▸ Aim of the exercise
Go through the entries below and collect each line with the string "Migration" in it.

(Stored dataset items)
'''

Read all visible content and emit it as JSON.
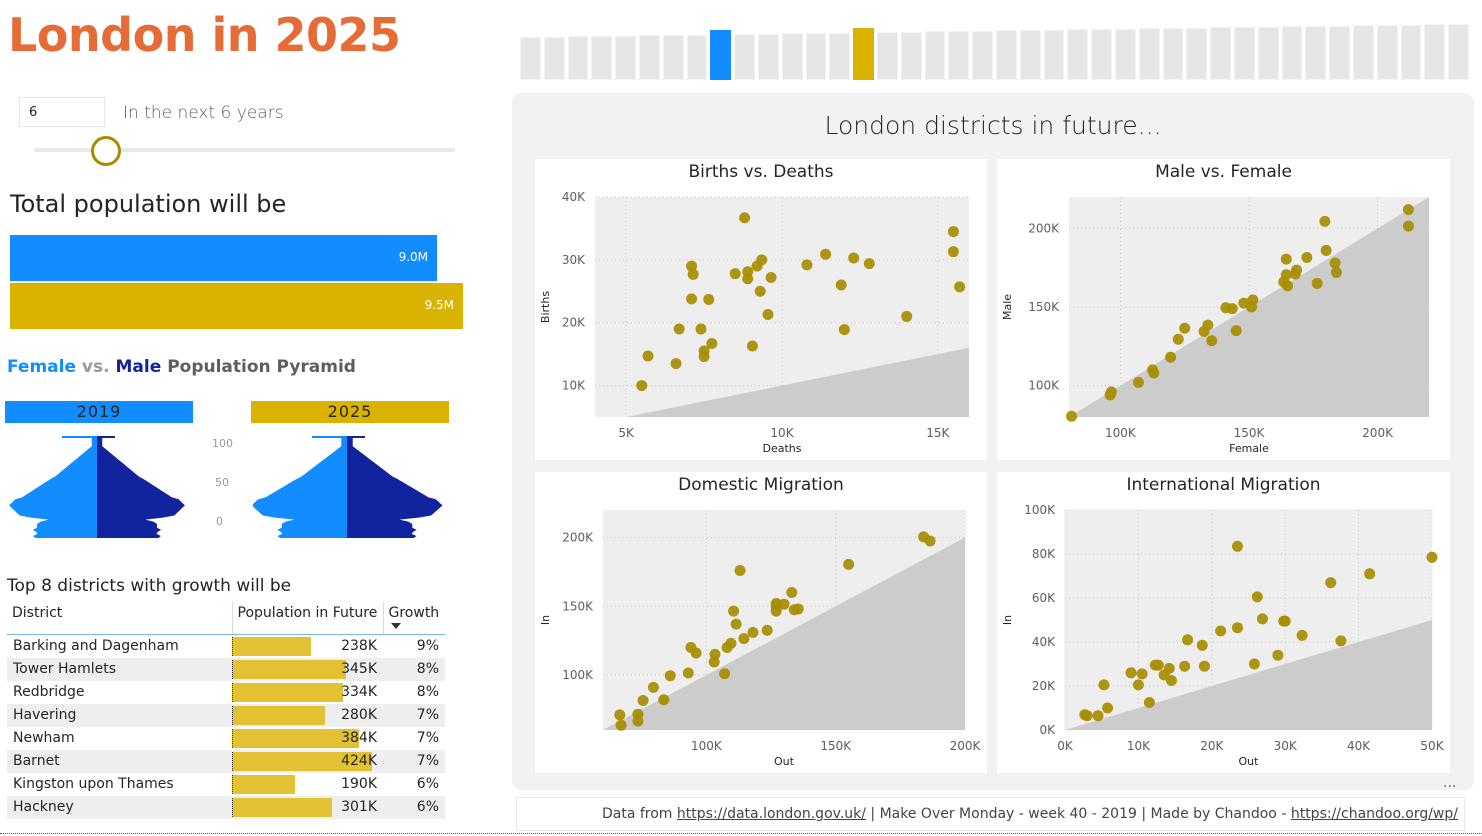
{
  "title": "London in 2025",
  "years_selector": {
    "value": "6",
    "label": "In the next 6 years",
    "slider_fraction": 0.17
  },
  "total_population": {
    "heading": "Total population will be",
    "bars": [
      {
        "year": "2019",
        "value": 9.0,
        "label": "9.0M",
        "color": "#118DFF"
      },
      {
        "year": "2025",
        "value": 9.5,
        "label": "9.5M",
        "color": "#D9B300"
      }
    ]
  },
  "pyramid": {
    "heading_female": "Female",
    "heading_vs": "vs.",
    "heading_male": "Male",
    "heading_rest": "Population Pyramid",
    "year_left": "2019",
    "year_right": "2025",
    "age_ticks": [
      "100",
      "50",
      "0"
    ],
    "colors": {
      "female": "#118DFF",
      "male": "#12239E"
    }
  },
  "timeline": {
    "bar_count": 40,
    "highlight_start_index": 8,
    "highlight_end_index": 14,
    "colors": {
      "base": "#E6E6E6",
      "start": "#118DFF",
      "end": "#D9B300"
    }
  },
  "districts_table": {
    "heading": "Top 8 districts with growth will be",
    "columns": [
      "District",
      "Population in Future",
      "Growth"
    ],
    "sort_column": "Growth",
    "rows": [
      {
        "district": "Barking and Dagenham",
        "population": 238,
        "population_label": "238K",
        "growth": "9%"
      },
      {
        "district": "Tower Hamlets",
        "population": 345,
        "population_label": "345K",
        "growth": "8%"
      },
      {
        "district": "Redbridge",
        "population": 334,
        "population_label": "334K",
        "growth": "8%"
      },
      {
        "district": "Havering",
        "population": 280,
        "population_label": "280K",
        "growth": "7%"
      },
      {
        "district": "Newham",
        "population": 384,
        "population_label": "384K",
        "growth": "7%"
      },
      {
        "district": "Barnet",
        "population": 424,
        "population_label": "424K",
        "growth": "7%"
      },
      {
        "district": "Kingston upon Thames",
        "population": 190,
        "population_label": "190K",
        "growth": "6%"
      },
      {
        "district": "Hackney",
        "population": 301,
        "population_label": "301K",
        "growth": "6%"
      }
    ]
  },
  "panel": {
    "title": "London districts in future...",
    "more_label": "..."
  },
  "chart_data": [
    {
      "type": "scatter",
      "title": "Births vs. Deaths",
      "xlabel": "Deaths",
      "ylabel": "Births",
      "xlim": [
        4000,
        16000
      ],
      "ylim": [
        5000,
        40000
      ],
      "xticks": [
        5000,
        10000,
        15000
      ],
      "xtick_labels": [
        "5K",
        "10K",
        "15K"
      ],
      "yticks": [
        10000,
        20000,
        30000,
        40000
      ],
      "ytick_labels": [
        "10K",
        "20K",
        "30K",
        "40K"
      ],
      "reference": "y=x",
      "points": [
        [
          5500,
          10000
        ],
        [
          5700,
          14700
        ],
        [
          6600,
          13500
        ],
        [
          6700,
          19000
        ],
        [
          7100,
          29000
        ],
        [
          7150,
          27700
        ],
        [
          7100,
          23800
        ],
        [
          7400,
          19000
        ],
        [
          7500,
          15500
        ],
        [
          7500,
          14600
        ],
        [
          7650,
          23700
        ],
        [
          7750,
          16700
        ],
        [
          8500,
          27800
        ],
        [
          8800,
          36700
        ],
        [
          8900,
          28100
        ],
        [
          8900,
          27000
        ],
        [
          9200,
          29000
        ],
        [
          9350,
          30000
        ],
        [
          9300,
          25000
        ],
        [
          9550,
          21300
        ],
        [
          9650,
          27200
        ],
        [
          9050,
          16300
        ],
        [
          10800,
          29200
        ],
        [
          11400,
          30900
        ],
        [
          12300,
          30300
        ],
        [
          12800,
          29400
        ],
        [
          11900,
          26000
        ],
        [
          12000,
          18900
        ],
        [
          14000,
          21000
        ],
        [
          15500,
          34500
        ],
        [
          15500,
          31300
        ],
        [
          15700,
          25700
        ]
      ],
      "grid": true,
      "color": "#A88C00"
    },
    {
      "type": "scatter",
      "title": "Male vs. Female",
      "xlabel": "Female",
      "ylabel": "Male",
      "xlim": [
        80000,
        220000
      ],
      "ylim": [
        80000,
        220000
      ],
      "xticks": [
        100000,
        150000,
        200000
      ],
      "xtick_labels": [
        "100K",
        "150K",
        "200K"
      ],
      "yticks": [
        100000,
        150000,
        200000
      ],
      "ytick_labels": [
        "100K",
        "150K",
        "200K"
      ],
      "reference": "y=x",
      "points": [
        [
          81000,
          80500
        ],
        [
          96000,
          94000
        ],
        [
          96500,
          96000
        ],
        [
          107000,
          102000
        ],
        [
          112500,
          110000
        ],
        [
          113000,
          108000
        ],
        [
          119500,
          118000
        ],
        [
          122500,
          129500
        ],
        [
          125000,
          136500
        ],
        [
          132500,
          134500
        ],
        [
          134000,
          138500
        ],
        [
          135500,
          128500
        ],
        [
          141000,
          149500
        ],
        [
          143500,
          149000
        ],
        [
          145000,
          135000
        ],
        [
          148000,
          152500
        ],
        [
          151000,
          150000
        ],
        [
          151500,
          154500
        ],
        [
          163500,
          166000
        ],
        [
          164500,
          180500
        ],
        [
          164500,
          170500
        ],
        [
          165000,
          163500
        ],
        [
          168000,
          171000
        ],
        [
          168500,
          173500
        ],
        [
          172500,
          181500
        ],
        [
          176500,
          165000
        ],
        [
          179500,
          204500
        ],
        [
          180000,
          186000
        ],
        [
          183500,
          178000
        ],
        [
          184000,
          172000
        ],
        [
          212000,
          212000
        ],
        [
          212000,
          201500
        ]
      ],
      "grid": true,
      "color": "#A88C00"
    },
    {
      "type": "scatter",
      "title": "Domestic Migration",
      "xlabel": "Out",
      "ylabel": "In",
      "xlim": [
        60000,
        200000
      ],
      "ylim": [
        60000,
        220000
      ],
      "xticks": [
        100000,
        150000,
        200000
      ],
      "xtick_labels": [
        "100K",
        "150K",
        "200K"
      ],
      "yticks": [
        100000,
        150000,
        200000
      ],
      "ytick_labels": [
        "100K",
        "150K",
        "200K"
      ],
      "reference": "y=x",
      "points": [
        [
          66500,
          71000
        ],
        [
          67000,
          63500
        ],
        [
          73500,
          71500
        ],
        [
          73500,
          66500
        ],
        [
          75500,
          81500
        ],
        [
          79500,
          91000
        ],
        [
          83500,
          82000
        ],
        [
          86000,
          99500
        ],
        [
          93000,
          101500
        ],
        [
          94000,
          120000
        ],
        [
          96000,
          116000
        ],
        [
          103000,
          109500
        ],
        [
          103300,
          115000
        ],
        [
          107000,
          101000
        ],
        [
          108000,
          120000
        ],
        [
          109500,
          123000
        ],
        [
          110500,
          146500
        ],
        [
          111500,
          137000
        ],
        [
          113000,
          176000
        ],
        [
          114500,
          126500
        ],
        [
          118000,
          131000
        ],
        [
          123500,
          132500
        ],
        [
          127000,
          150000
        ],
        [
          127000,
          152000
        ],
        [
          127000,
          146500
        ],
        [
          130000,
          151500
        ],
        [
          133000,
          160000
        ],
        [
          134000,
          147500
        ],
        [
          135500,
          148000
        ],
        [
          155000,
          180500
        ],
        [
          184000,
          200500
        ],
        [
          186500,
          197500
        ]
      ],
      "grid": true,
      "color": "#A88C00"
    },
    {
      "type": "scatter",
      "title": "International Migration",
      "xlabel": "Out",
      "ylabel": "In",
      "xlim": [
        0,
        50000
      ],
      "ylim": [
        0,
        100000
      ],
      "xticks": [
        0,
        10000,
        20000,
        30000,
        40000,
        50000
      ],
      "xtick_labels": [
        "0K",
        "10K",
        "20K",
        "30K",
        "40K",
        "50K"
      ],
      "yticks": [
        0,
        20000,
        40000,
        60000,
        80000,
        100000
      ],
      "ytick_labels": [
        "0K",
        "20K",
        "40K",
        "60K",
        "80K",
        "100K"
      ],
      "reference": "y=x",
      "points": [
        [
          2700,
          7000
        ],
        [
          3000,
          6500
        ],
        [
          4500,
          6500
        ],
        [
          5300,
          20500
        ],
        [
          5800,
          10000
        ],
        [
          9000,
          26000
        ],
        [
          10000,
          20500
        ],
        [
          10500,
          25500
        ],
        [
          11500,
          12500
        ],
        [
          12300,
          29500
        ],
        [
          12700,
          29500
        ],
        [
          13500,
          25000
        ],
        [
          14200,
          28000
        ],
        [
          14500,
          22500
        ],
        [
          16300,
          29000
        ],
        [
          16700,
          41000
        ],
        [
          18700,
          38500
        ],
        [
          19000,
          29000
        ],
        [
          21200,
          45000
        ],
        [
          23500,
          83500
        ],
        [
          23500,
          46500
        ],
        [
          25800,
          30000
        ],
        [
          26200,
          60500
        ],
        [
          26900,
          50500
        ],
        [
          29000,
          34000
        ],
        [
          29800,
          49500
        ],
        [
          30000,
          49500
        ],
        [
          32300,
          43000
        ],
        [
          36200,
          67000
        ],
        [
          37600,
          40500
        ],
        [
          41500,
          71000
        ],
        [
          50000,
          78500
        ]
      ],
      "grid": true,
      "color": "#A88C00"
    }
  ],
  "footer": {
    "prefix": "Data from ",
    "link1": "https://data.london.gov.uk/",
    "middle": " | Make Over Monday - week 40 - 2019 | Made by Chandoo - ",
    "link2": "https://chandoo.org/wp/"
  }
}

'''

▸ Complete answer
      "title": "Domestic Migration",
      "title": "International Migration",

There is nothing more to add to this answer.